● PROMPT:
Everything in the listing should be restated word for word.

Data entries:
-*-

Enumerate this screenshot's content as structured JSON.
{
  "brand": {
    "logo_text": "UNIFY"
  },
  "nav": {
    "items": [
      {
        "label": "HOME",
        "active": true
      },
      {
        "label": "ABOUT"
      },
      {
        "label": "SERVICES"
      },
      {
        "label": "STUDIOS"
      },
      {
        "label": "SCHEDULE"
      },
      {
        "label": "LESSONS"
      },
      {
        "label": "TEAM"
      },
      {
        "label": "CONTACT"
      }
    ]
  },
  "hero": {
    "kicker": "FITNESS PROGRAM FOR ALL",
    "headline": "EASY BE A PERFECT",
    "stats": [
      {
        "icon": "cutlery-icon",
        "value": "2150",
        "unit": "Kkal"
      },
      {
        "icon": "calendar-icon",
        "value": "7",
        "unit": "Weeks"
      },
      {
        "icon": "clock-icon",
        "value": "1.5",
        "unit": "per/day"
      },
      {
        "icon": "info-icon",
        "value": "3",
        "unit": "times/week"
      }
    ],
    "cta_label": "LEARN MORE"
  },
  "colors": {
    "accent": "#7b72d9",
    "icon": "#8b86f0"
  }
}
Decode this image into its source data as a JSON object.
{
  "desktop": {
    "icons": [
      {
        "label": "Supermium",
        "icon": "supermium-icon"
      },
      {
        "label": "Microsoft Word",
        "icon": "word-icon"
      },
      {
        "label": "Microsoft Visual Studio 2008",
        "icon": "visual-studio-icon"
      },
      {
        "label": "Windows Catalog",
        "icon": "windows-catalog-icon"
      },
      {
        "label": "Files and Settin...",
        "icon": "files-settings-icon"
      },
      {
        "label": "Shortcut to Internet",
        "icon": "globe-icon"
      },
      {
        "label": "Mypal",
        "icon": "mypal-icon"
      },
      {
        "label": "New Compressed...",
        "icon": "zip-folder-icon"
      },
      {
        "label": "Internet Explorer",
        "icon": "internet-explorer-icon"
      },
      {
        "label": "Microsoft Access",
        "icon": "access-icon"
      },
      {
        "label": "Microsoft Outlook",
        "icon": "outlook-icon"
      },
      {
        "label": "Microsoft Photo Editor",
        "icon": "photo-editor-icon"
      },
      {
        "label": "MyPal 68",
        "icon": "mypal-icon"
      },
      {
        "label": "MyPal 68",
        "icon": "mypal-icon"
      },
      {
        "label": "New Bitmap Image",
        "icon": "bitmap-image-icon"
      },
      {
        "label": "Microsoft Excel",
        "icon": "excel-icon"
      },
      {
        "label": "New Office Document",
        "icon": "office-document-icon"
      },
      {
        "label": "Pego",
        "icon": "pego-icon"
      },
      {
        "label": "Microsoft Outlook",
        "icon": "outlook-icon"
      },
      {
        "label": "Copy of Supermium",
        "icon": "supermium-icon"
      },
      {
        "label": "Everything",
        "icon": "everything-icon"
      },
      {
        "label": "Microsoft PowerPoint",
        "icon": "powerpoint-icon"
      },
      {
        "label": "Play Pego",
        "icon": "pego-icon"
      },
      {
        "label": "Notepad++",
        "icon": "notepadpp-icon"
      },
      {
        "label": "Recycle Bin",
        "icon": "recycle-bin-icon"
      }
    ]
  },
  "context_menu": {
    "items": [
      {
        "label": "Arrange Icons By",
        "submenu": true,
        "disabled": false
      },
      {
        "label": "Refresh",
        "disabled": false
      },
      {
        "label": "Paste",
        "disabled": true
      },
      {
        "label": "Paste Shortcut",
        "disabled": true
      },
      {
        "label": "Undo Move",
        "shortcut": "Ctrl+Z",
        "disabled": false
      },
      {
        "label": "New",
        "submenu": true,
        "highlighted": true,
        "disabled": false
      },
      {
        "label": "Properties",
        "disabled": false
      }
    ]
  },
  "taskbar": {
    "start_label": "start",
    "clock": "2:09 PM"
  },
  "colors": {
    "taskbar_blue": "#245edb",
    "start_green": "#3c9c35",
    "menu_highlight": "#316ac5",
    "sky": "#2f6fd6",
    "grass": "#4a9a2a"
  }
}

-*-

● EXERCISE OUTPUT:
Enumerate this screenshot's content as structured JSON.
{
  "brand": {
    "logo_text": "UNIFY"
  },
  "nav": {
    "items": [
      {
        "label": "HOME",
        "active": true
      },
      {
        "label": "ABOUT"
      },
      {
        "label": "SERVICES"
      },
      {
        "label": "STUDIOS"
      },
      {
        "label": "SCHEDULE"
      },
      {
        "label": "LESSONS"
      },
      {
        "label": "TEAM"
      },
      {
        "label": "CONTACT"
      }
    ]
  },
  "hero": {
    "kicker": "FITNESS PROGRAM FOR ALL",
    "headline": "EASY BE A PERFECT",
    "stats": [
      {
        "icon": "cutlery-icon",
        "value": "2150",
        "unit": "Kkal"
      },
      {
        "icon": "calendar-icon",
        "value": "7",
        "unit": "Weeks"
      },
      {
        "icon": "clock-icon",
        "value": "1.5",
        "unit": "per/day"
      },
      {
        "icon": "info-icon",
        "value": "3",
        "unit": "times/week"
      }
    ],
    "cta_label": "LEARN MORE"
  },
  "colors": {
    "accent": "#7b72d9",
    "icon": "#8b86f0"
  }
}
Decode this image into its source data as a JSON object.
{
  "desktop": {
    "icons": [
      {
        "label": "Supermium",
        "icon": "supermium-icon"
      },
      {
        "label": "Microsoft Word",
        "icon": "word-icon"
      },
      {
        "label": "Microsoft Visual Studio 2008",
        "icon": "visual-studio-icon"
      },
      {
        "label": "Windows Catalog",
        "icon": "windows-catalog-icon"
      },
      {
        "label": "Files and Settin...",
        "icon": "files-settings-icon"
      },
      {
        "label": "Shortcut to Internet",
        "icon": "globe-icon"
      },
      {
        "label": "Mypal",
        "icon": "mypal-icon"
      },
      {
        "label": "New Compressed...",
        "icon": "zip-folder-icon"
      },
      {
        "label": "Internet Explorer",
        "icon": "internet-explorer-icon"
      },
      {
        "label": "Microsoft Access",
        "icon": "access-icon"
      },
      {
        "label": "Microsoft Outlook",
        "icon": "outlook-icon"
      },
      {
        "label": "Microsoft Photo Editor",
        "icon": "photo-editor-icon"
      },
      {
        "label": "MyPal 68",
        "icon": "mypal-icon"
      },
      {
        "label": "MyPal 68",
        "icon": "mypal-icon"
      },
      {
        "label": "New Bitmap Image",
        "icon": "bitmap-image-icon"
      },
      {
        "label": "Microsoft Excel",
        "icon": "excel-icon"
      },
      {
        "label": "New Office Document",
        "icon": "office-document-icon"
      },
      {
        "label": "Pego",
        "icon": "pego-icon"
      },
      {
        "label": "Microsoft Outlook",
        "icon": "outlook-icon"
      },
      {
        "label": "Copy of Supermium",
        "icon": "supermium-icon"
      },
      {
        "label": "Everything",
        "icon": "everything-icon"
      },
      {
        "label": "Microsoft PowerPoint",
        "icon": "powerpoint-icon"
      },
      {
        "label": "Play Pego",
        "icon": "pego-icon"
      },
      {
        "label": "Notepad++",
        "icon": "notepadpp-icon"
      },
      {
        "label": "Recycle Bin",
        "icon": "recycle-bin-icon"
      }
    ]
  },
  "context_menu": {
    "items": [
      {
        "label": "Arrange Icons By",
        "submenu": true,
        "disabled": false
      },
      {
        "label": "Refresh",
        "disabled": false
      },
      {
        "label": "Paste",
        "disabled": true
      },
      {
        "label": "Paste Shortcut",
        "disabled": true
      },
      {
        "label": "Undo Move",
        "shortcut": "Ctrl+Z",
        "disabled": false
      },
      {
        "label": "New",
        "submenu": true,
        "highlighted": true,
        "disabled": false
      },
      {
        "label": "Properties",
        "disabled": false
      }
    ]
  },
  "taskbar": {
    "start_label": "start",
    "clock": "2:09 PM"
  },
  "colors": {
    "taskbar_blue": "#245edb",
    "start_green": "#3c9c35",
    "menu_highlight": "#316ac5",
    "sky": "#2f6fd6",
    "grass": "#4a9a2a"
  }
}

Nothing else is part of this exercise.